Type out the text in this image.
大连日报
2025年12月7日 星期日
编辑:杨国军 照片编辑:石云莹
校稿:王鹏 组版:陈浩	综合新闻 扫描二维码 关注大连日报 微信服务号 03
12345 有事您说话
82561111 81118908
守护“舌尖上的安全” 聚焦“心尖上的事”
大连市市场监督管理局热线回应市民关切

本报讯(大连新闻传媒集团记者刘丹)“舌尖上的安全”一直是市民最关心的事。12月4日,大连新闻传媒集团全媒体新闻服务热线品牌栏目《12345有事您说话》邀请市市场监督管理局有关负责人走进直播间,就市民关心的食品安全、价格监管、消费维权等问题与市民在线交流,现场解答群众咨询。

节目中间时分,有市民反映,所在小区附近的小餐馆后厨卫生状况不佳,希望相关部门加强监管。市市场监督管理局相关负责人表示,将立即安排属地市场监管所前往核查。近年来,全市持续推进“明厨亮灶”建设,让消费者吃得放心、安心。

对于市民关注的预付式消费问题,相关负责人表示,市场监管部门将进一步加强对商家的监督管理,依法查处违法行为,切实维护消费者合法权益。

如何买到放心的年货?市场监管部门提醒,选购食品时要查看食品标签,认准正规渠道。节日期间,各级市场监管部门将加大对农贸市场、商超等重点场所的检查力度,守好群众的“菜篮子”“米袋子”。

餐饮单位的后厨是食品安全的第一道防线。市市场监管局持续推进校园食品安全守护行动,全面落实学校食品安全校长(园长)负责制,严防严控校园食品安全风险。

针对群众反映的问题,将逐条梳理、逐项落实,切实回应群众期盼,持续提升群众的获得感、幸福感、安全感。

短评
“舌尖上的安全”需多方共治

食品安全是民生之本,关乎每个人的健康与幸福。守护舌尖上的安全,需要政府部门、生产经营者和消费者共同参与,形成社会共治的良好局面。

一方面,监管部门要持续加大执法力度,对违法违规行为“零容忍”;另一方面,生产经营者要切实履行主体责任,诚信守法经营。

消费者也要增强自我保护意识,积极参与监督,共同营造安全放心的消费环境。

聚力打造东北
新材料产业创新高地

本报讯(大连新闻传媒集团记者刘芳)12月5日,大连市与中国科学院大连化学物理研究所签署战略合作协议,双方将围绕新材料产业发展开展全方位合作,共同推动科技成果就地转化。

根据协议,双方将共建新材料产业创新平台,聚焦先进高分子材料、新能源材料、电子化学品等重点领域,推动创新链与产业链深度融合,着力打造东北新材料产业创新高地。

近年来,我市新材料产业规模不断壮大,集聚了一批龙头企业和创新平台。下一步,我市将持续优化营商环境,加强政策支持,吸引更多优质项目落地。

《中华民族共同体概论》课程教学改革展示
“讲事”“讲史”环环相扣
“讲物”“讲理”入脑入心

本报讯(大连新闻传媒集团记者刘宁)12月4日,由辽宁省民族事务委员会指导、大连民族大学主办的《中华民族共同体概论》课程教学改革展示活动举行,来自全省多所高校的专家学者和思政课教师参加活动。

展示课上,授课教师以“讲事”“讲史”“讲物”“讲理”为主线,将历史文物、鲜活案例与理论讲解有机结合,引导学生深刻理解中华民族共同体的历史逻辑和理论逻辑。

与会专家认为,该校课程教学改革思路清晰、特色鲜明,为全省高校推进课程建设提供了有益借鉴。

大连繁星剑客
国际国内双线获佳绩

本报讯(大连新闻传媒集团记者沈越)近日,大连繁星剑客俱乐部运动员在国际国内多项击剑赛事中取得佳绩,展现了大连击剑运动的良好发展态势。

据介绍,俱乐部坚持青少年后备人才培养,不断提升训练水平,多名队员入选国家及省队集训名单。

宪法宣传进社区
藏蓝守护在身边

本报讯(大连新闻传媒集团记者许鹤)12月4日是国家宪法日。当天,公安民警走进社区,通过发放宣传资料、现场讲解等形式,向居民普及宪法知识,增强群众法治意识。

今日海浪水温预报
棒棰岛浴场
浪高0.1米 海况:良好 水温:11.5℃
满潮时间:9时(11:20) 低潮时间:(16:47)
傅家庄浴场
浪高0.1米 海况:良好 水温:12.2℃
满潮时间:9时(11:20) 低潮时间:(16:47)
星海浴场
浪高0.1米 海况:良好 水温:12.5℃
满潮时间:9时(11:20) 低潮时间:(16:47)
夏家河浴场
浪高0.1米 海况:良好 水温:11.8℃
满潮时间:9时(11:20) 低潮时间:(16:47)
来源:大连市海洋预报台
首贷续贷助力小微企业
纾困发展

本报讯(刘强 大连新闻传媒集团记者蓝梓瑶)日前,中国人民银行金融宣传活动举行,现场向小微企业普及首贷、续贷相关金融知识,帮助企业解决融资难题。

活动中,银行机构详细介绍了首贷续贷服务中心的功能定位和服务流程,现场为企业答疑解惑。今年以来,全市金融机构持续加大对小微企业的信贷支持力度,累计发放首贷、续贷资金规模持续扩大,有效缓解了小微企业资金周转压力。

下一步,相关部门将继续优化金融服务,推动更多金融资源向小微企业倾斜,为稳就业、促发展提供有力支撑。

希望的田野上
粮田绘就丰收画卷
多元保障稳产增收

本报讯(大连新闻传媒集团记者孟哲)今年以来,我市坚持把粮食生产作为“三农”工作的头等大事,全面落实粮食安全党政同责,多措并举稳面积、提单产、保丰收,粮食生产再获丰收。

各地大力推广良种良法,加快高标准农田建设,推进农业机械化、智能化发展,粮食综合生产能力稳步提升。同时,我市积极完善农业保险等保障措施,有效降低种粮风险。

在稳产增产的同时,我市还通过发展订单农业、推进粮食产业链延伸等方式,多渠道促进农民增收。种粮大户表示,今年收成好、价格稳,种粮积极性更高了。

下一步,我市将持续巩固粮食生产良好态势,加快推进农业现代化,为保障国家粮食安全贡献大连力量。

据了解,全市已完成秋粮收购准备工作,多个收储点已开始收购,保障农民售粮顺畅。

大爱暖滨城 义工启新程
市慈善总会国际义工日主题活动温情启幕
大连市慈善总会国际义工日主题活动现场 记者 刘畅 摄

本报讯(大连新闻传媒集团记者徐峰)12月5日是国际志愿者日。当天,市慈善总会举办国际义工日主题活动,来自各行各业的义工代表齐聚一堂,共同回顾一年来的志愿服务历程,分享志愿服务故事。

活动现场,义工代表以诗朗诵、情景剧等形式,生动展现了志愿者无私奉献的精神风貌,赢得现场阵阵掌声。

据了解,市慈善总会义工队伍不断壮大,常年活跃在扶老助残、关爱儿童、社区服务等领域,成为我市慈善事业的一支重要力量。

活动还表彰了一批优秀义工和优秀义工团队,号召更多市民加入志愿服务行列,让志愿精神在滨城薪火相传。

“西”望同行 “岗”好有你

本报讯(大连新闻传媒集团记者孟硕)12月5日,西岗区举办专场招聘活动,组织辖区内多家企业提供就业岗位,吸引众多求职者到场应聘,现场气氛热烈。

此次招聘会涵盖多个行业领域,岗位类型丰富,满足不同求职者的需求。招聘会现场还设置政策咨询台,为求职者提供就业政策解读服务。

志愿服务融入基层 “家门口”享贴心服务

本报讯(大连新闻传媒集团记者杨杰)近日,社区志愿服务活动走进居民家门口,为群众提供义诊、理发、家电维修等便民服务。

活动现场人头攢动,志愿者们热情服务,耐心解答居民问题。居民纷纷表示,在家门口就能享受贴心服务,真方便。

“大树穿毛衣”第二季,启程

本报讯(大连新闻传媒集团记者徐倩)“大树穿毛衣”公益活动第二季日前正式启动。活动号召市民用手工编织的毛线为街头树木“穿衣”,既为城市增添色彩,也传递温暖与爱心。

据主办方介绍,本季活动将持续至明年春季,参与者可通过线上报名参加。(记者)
————
GOAL OF THE EXERCISE: Go through the listing above and return every line where the word "大树穿毛衣" occurs.

RESPONSE TO THE TASK:
“大树穿毛衣”第二季,启程
本报讯(大连新闻传媒集团记者徐倩)“大树穿毛衣”公益活动第二季日前正式启动。活动号召市民用手工编织的毛线为街头树木“穿衣”,既为城市增添色彩,也传递温暖与爱心。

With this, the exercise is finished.